Written problem –
Write out the full listing again, exactly as it stands.

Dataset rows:
-----

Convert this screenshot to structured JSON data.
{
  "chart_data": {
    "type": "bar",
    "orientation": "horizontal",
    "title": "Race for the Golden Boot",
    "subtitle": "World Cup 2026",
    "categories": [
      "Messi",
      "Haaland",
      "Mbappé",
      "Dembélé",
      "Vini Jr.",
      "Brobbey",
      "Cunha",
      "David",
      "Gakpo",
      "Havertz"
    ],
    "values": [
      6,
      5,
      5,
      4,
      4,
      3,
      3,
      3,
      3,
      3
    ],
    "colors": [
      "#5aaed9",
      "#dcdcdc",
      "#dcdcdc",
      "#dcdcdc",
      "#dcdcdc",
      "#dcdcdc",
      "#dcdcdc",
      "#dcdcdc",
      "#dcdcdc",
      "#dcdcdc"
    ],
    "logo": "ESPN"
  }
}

-----

Result of the task –
Convert this screenshot to structured JSON data.
{
  "chart_data": {
    "type": "bar",
    "orientation": "horizontal",
    "title": "Race for the Golden Boot",
    "subtitle": "World Cup 2026",
    "categories": [
      "Messi",
      "Haaland",
      "Mbappé",
      "Dembélé",
      "Vini Jr.",
      "Brobbey",
      "Cunha",
      "David",
      "Gakpo",
      "Havertz"
    ],
    "values": [
      6,
      5,
      5,
      4,
      4,
      3,
      3,
      3,
      3,
      3
    ],
    "colors": [
      "#5aaed9",
      "#dcdcdc",
      "#dcdcdc",
      "#dcdcdc",
      "#dcdcdc",
      "#dcdcdc",
      "#dcdcdc",
      "#dcdcdc",
      "#dcdcdc",
      "#dcdcdc"
    ],
    "logo": "ESPN"
  }
}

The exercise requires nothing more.